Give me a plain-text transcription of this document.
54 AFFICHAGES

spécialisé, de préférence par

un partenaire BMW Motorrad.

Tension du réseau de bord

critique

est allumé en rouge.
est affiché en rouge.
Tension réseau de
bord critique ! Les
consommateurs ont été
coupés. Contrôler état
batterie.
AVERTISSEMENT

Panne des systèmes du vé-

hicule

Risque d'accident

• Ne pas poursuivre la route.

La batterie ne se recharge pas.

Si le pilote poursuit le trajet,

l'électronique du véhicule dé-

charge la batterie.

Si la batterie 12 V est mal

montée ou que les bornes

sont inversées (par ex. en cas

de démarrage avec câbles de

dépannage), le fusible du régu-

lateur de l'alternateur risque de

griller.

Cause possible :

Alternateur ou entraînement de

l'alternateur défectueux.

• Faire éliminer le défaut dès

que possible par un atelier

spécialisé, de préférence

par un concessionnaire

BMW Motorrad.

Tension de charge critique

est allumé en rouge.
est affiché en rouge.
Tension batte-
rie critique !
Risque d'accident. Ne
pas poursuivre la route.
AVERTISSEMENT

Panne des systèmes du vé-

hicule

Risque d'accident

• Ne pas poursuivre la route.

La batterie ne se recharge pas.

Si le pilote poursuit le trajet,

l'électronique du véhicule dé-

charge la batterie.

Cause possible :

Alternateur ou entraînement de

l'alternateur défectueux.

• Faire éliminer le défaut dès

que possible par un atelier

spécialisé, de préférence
==
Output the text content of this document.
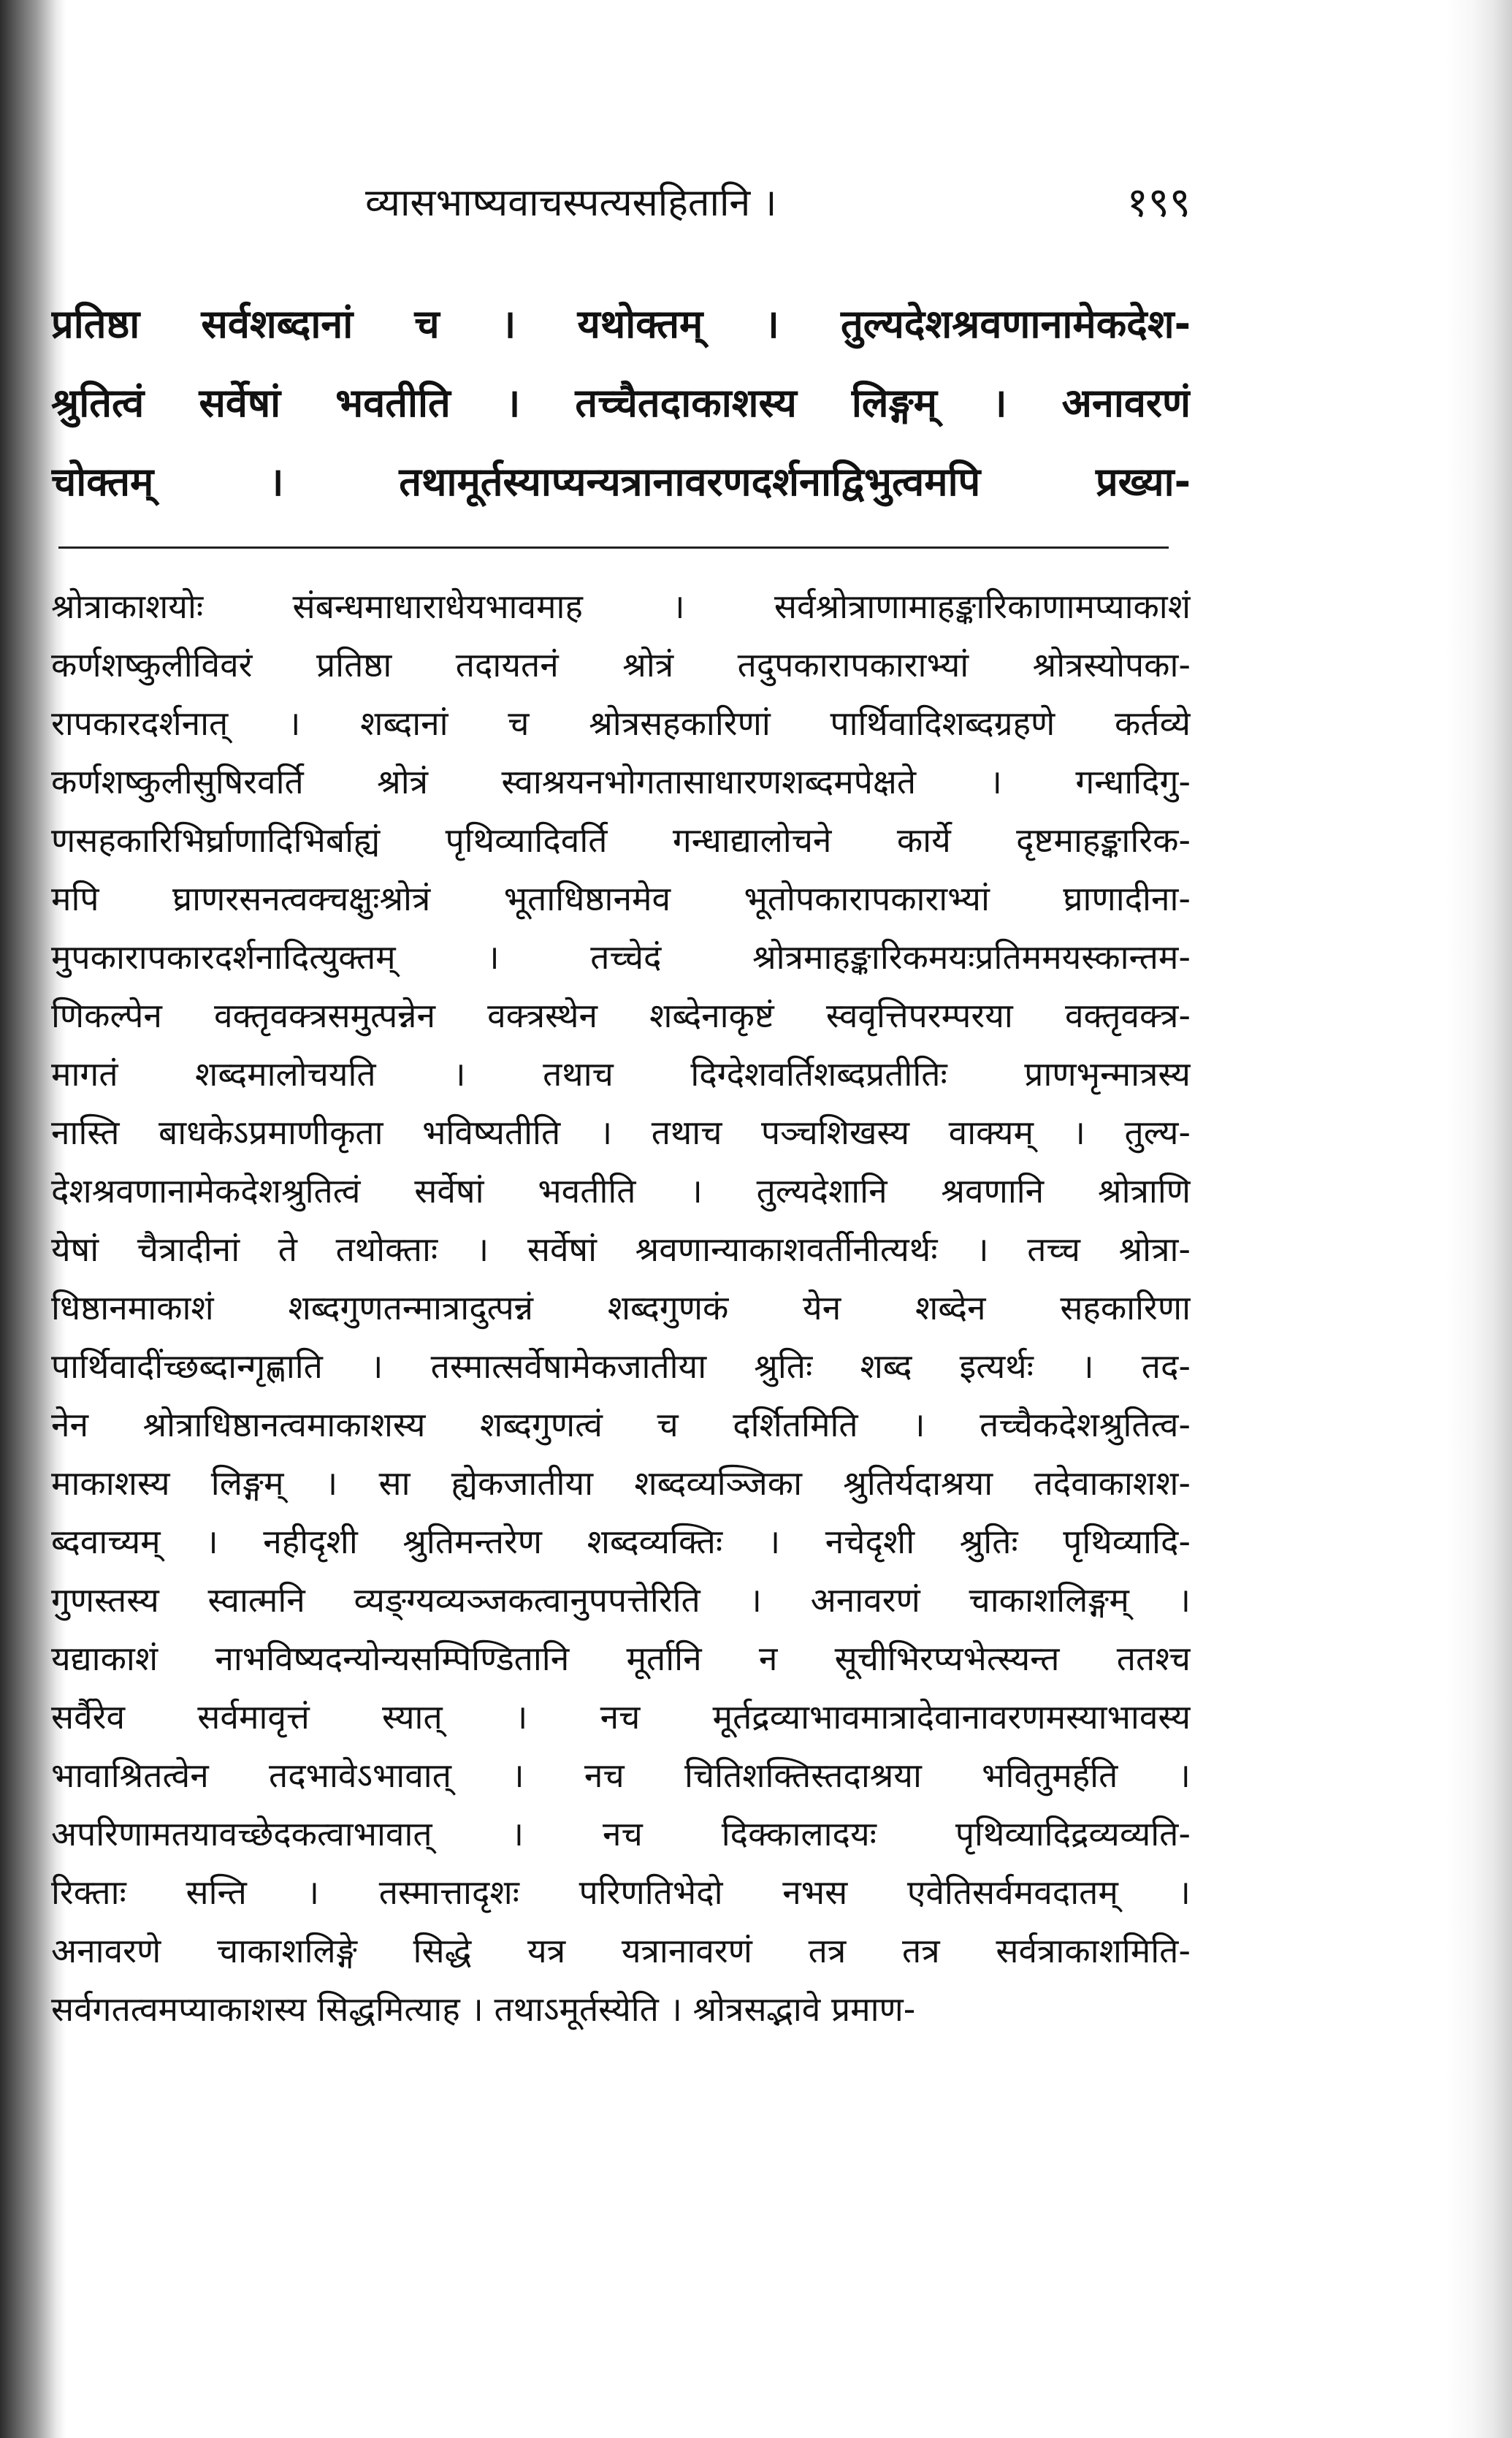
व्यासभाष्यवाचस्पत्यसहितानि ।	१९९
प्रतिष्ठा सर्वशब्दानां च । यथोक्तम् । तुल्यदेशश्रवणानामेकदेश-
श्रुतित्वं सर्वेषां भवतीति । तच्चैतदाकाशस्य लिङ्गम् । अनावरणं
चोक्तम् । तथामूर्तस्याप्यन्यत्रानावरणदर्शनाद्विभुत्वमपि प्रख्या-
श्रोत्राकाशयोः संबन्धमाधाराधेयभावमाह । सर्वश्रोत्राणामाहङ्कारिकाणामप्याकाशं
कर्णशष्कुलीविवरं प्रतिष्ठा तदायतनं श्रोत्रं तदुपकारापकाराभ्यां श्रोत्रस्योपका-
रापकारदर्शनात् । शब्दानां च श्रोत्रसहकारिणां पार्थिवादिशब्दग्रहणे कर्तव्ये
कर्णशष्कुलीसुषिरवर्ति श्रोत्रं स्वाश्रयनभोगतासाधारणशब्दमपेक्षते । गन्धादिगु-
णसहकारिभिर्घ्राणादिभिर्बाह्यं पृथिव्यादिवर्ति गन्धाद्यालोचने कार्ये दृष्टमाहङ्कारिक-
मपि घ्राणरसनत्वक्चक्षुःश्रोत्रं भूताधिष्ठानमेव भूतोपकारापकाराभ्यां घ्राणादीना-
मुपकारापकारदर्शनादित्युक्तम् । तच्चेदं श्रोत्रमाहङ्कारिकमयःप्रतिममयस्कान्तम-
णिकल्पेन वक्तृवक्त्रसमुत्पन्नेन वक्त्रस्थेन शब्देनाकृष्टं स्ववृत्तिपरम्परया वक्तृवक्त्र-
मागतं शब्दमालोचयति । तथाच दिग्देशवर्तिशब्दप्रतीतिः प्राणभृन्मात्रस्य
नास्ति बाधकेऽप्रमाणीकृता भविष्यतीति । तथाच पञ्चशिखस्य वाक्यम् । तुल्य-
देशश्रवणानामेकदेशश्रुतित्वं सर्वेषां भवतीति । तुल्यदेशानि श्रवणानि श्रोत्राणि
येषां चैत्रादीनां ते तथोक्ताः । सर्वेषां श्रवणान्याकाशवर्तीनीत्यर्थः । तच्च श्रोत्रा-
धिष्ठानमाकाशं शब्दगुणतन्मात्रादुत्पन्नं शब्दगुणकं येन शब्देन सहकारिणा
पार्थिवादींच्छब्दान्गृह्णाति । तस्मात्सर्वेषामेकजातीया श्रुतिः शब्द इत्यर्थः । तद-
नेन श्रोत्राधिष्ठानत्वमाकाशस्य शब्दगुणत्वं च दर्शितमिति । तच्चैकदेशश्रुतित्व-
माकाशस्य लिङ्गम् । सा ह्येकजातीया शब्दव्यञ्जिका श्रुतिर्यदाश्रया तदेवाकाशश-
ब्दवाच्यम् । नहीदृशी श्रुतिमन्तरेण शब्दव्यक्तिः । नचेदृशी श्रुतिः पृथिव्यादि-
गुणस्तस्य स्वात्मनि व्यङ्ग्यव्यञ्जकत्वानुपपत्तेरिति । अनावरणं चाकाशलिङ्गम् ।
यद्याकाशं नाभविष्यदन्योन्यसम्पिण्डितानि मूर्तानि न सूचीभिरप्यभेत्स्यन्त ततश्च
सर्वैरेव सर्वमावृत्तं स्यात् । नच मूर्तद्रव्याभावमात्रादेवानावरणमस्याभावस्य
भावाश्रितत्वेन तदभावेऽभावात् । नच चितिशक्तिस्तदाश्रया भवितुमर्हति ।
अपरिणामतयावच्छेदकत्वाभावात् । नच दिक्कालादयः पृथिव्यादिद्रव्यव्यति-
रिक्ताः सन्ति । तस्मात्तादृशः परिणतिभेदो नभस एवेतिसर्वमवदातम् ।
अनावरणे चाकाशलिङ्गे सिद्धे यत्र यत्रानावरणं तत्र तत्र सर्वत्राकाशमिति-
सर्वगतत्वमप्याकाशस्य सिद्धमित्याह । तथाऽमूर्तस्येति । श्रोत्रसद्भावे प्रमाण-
--
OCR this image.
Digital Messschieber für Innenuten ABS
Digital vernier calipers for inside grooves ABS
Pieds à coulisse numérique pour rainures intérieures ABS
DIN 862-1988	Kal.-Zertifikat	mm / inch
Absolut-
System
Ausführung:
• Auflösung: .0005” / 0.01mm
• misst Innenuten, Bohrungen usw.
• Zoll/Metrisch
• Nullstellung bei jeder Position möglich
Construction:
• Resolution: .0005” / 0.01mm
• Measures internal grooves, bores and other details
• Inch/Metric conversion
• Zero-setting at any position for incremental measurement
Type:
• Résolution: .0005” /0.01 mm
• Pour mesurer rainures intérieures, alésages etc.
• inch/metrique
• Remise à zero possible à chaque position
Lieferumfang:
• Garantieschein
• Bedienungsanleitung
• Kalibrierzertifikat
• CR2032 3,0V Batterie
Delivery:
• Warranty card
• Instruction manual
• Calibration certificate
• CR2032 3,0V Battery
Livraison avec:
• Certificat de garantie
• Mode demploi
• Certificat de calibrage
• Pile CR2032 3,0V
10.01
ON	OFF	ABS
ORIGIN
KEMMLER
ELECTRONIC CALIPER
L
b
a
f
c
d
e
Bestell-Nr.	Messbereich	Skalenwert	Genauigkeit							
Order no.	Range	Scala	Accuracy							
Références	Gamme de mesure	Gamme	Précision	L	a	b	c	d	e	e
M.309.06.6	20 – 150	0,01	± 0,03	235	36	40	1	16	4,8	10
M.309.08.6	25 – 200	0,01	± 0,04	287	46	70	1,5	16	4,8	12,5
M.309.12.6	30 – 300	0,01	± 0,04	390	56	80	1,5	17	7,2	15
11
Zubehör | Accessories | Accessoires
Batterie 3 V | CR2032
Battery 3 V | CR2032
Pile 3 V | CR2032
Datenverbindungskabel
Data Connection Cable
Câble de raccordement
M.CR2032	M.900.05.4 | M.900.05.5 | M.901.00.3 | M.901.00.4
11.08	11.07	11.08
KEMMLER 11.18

- [Challenge]: Take each line of the material that contains the word "critique" and list it.

- [Exercise output]:
critique
bord critique ! Les
Tension de charge critique
rie critique !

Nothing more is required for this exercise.